■ **WHAT YOU WILL DO**
Copy every line of the data exactly, leaving nothing out.

◇ ◇ ◇ ◇

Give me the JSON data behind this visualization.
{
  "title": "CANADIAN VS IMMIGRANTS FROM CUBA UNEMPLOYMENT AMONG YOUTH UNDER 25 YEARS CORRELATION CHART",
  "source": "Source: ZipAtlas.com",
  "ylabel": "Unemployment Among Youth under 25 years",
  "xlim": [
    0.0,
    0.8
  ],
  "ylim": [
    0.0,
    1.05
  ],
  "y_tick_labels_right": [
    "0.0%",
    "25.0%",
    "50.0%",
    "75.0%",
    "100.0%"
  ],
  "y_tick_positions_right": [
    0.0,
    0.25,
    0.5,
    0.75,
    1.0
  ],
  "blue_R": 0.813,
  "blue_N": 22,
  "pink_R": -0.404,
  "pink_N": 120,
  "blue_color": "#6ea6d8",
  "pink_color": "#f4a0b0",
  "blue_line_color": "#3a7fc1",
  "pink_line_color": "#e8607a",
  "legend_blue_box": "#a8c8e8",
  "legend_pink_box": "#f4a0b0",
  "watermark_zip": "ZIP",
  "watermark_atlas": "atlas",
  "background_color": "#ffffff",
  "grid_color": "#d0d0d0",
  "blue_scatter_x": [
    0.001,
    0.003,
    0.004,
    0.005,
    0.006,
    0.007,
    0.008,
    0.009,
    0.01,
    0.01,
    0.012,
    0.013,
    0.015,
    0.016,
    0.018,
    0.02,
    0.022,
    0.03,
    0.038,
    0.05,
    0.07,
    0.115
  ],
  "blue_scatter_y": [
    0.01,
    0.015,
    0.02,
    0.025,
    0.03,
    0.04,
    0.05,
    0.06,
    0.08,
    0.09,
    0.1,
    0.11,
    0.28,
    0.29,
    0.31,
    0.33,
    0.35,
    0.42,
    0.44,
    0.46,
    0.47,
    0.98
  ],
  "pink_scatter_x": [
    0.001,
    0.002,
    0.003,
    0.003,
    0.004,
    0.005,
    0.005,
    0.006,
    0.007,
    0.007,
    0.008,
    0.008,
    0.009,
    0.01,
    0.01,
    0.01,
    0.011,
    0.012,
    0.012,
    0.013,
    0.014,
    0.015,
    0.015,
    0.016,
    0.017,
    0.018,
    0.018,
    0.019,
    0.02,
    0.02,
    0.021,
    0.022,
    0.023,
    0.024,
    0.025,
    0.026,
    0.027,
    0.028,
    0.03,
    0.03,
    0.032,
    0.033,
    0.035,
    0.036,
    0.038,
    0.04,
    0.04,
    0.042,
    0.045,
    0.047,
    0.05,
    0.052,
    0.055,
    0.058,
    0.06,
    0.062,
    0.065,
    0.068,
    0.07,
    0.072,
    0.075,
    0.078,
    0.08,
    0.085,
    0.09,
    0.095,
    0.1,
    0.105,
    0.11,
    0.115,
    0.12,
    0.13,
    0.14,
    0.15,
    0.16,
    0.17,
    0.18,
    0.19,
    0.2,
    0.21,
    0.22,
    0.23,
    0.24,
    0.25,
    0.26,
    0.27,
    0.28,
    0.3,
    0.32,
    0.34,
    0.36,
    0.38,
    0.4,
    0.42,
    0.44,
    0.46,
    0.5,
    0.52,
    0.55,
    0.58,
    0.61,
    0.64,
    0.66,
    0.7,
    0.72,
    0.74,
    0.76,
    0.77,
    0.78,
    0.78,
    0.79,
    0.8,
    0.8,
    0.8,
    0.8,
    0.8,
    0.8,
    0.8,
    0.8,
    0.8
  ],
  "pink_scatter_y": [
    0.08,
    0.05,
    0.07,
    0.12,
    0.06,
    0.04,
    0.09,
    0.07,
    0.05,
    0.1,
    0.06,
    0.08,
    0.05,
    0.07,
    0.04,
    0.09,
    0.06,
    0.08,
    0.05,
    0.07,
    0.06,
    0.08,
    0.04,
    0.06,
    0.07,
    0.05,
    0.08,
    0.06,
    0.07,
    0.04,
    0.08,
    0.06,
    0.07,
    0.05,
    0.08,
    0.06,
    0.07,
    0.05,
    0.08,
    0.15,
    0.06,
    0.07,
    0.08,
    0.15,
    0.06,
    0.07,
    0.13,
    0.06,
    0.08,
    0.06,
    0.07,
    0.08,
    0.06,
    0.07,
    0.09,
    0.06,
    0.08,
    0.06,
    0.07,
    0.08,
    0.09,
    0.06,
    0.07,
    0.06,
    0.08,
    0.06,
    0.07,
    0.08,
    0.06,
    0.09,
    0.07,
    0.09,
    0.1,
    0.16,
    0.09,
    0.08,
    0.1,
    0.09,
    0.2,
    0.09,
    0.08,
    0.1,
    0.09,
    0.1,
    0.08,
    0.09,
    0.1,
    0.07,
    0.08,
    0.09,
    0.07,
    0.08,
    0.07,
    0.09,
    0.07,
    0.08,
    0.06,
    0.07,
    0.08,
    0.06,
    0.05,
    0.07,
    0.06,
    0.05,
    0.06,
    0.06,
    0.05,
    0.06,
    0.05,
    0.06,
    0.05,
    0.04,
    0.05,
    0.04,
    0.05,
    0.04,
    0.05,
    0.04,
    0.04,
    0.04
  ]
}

◇ ◇ ◇ ◇

■ **FINISHED ANSWER**
Give me the JSON data behind this visualization.
{
  "title": "CANADIAN VS IMMIGRANTS FROM CUBA UNEMPLOYMENT AMONG YOUTH UNDER 25 YEARS CORRELATION CHART",
  "source": "Source: ZipAtlas.com",
  "ylabel": "Unemployment Among Youth under 25 years",
  "xlim": [
    0.0,
    0.8
  ],
  "ylim": [
    0.0,
    1.05
  ],
  "y_tick_labels_right": [
    "0.0%",
    "25.0%",
    "50.0%",
    "75.0%",
    "100.0%"
  ],
  "y_tick_positions_right": [
    0.0,
    0.25,
    0.5,
    0.75,
    1.0
  ],
  "blue_R": 0.813,
  "blue_N": 22,
  "pink_R": -0.404,
  "pink_N": 120,
  "blue_color": "#6ea6d8",
  "pink_color": "#f4a0b0",
  "blue_line_color": "#3a7fc1",
  "pink_line_color": "#e8607a",
  "legend_blue_box": "#a8c8e8",
  "legend_pink_box": "#f4a0b0",
  "watermark_zip": "ZIP",
  "watermark_atlas": "atlas",
  "background_color": "#ffffff",
  "grid_color": "#d0d0d0",
  "blue_scatter_x": [
    0.001,
    0.003,
    0.004,
    0.005,
    0.006,
    0.007,
    0.008,
    0.009,
    0.01,
    0.01,
    0.012,
    0.013,
    0.015,
    0.016,
    0.018,
    0.02,
    0.022,
    0.03,
    0.038,
    0.05,
    0.07,
    0.115
  ],
  "blue_scatter_y": [
    0.01,
    0.015,
    0.02,
    0.025,
    0.03,
    0.04,
    0.05,
    0.06,
    0.08,
    0.09,
    0.1,
    0.11,
    0.28,
    0.29,
    0.31,
    0.33,
    0.35,
    0.42,
    0.44,
    0.46,
    0.47,
    0.98
  ],
  "pink_scatter_x": [
    0.001,
    0.002,
    0.003,
    0.003,
    0.004,
    0.005,
    0.005,
    0.006,
    0.007,
    0.007,
    0.008,
    0.008,
    0.009,
    0.01,
    0.01,
    0.01,
    0.011,
    0.012,
    0.012,
    0.013,
    0.014,
    0.015,
    0.015,
    0.016,
    0.017,
    0.018,
    0.018,
    0.019,
    0.02,
    0.02,
    0.021,
    0.022,
    0.023,
    0.024,
    0.025,
    0.026,
    0.027,
    0.028,
    0.03,
    0.03,
    0.032,
    0.033,
    0.035,
    0.036,
    0.038,
    0.04,
    0.04,
    0.042,
    0.045,
    0.047,
    0.05,
    0.052,
    0.055,
    0.058,
    0.06,
    0.062,
    0.065,
    0.068,
    0.07,
    0.072,
    0.075,
    0.078,
    0.08,
    0.085,
    0.09,
    0.095,
    0.1,
    0.105,
    0.11,
    0.115,
    0.12,
    0.13,
    0.14,
    0.15,
    0.16,
    0.17,
    0.18,
    0.19,
    0.2,
    0.21,
    0.22,
    0.23,
    0.24,
    0.25,
    0.26,
    0.27,
    0.28,
    0.3,
    0.32,
    0.34,
    0.36,
    0.38,
    0.4,
    0.42,
    0.44,
    0.46,
    0.5,
    0.52,
    0.55,
    0.58,
    0.61,
    0.64,
    0.66,
    0.7,
    0.72,
    0.74,
    0.76,
    0.77,
    0.78,
    0.78,
    0.79,
    0.8,
    0.8,
    0.8,
    0.8,
    0.8,
    0.8,
    0.8,
    0.8,
    0.8
  ],
  "pink_scatter_y": [
    0.08,
    0.05,
    0.07,
    0.12,
    0.06,
    0.04,
    0.09,
    0.07,
    0.05,
    0.1,
    0.06,
    0.08,
    0.05,
    0.07,
    0.04,
    0.09,
    0.06,
    0.08,
    0.05,
    0.07,
    0.06,
    0.08,
    0.04,
    0.06,
    0.07,
    0.05,
    0.08,
    0.06,
    0.07,
    0.04,
    0.08,
    0.06,
    0.07,
    0.05,
    0.08,
    0.06,
    0.07,
    0.05,
    0.08,
    0.15,
    0.06,
    0.07,
    0.08,
    0.15,
    0.06,
    0.07,
    0.13,
    0.06,
    0.08,
    0.06,
    0.07,
    0.08,
    0.06,
    0.07,
    0.09,
    0.06,
    0.08,
    0.06,
    0.07,
    0.08,
    0.09,
    0.06,
    0.07,
    0.06,
    0.08,
    0.06,
    0.07,
    0.08,
    0.06,
    0.09,
    0.07,
    0.09,
    0.1,
    0.16,
    0.09,
    0.08,
    0.1,
    0.09,
    0.2,
    0.09,
    0.08,
    0.1,
    0.09,
    0.1,
    0.08,
    0.09,
    0.1,
    0.07,
    0.08,
    0.09,
    0.07,
    0.08,
    0.07,
    0.09,
    0.07,
    0.08,
    0.06,
    0.07,
    0.08,
    0.06,
    0.05,
    0.07,
    0.06,
    0.05,
    0.06,
    0.06,
    0.05,
    0.06,
    0.05,
    0.06,
    0.05,
    0.04,
    0.05,
    0.04,
    0.05,
    0.04,
    0.05,
    0.04,
    0.04,
    0.04
  ]
}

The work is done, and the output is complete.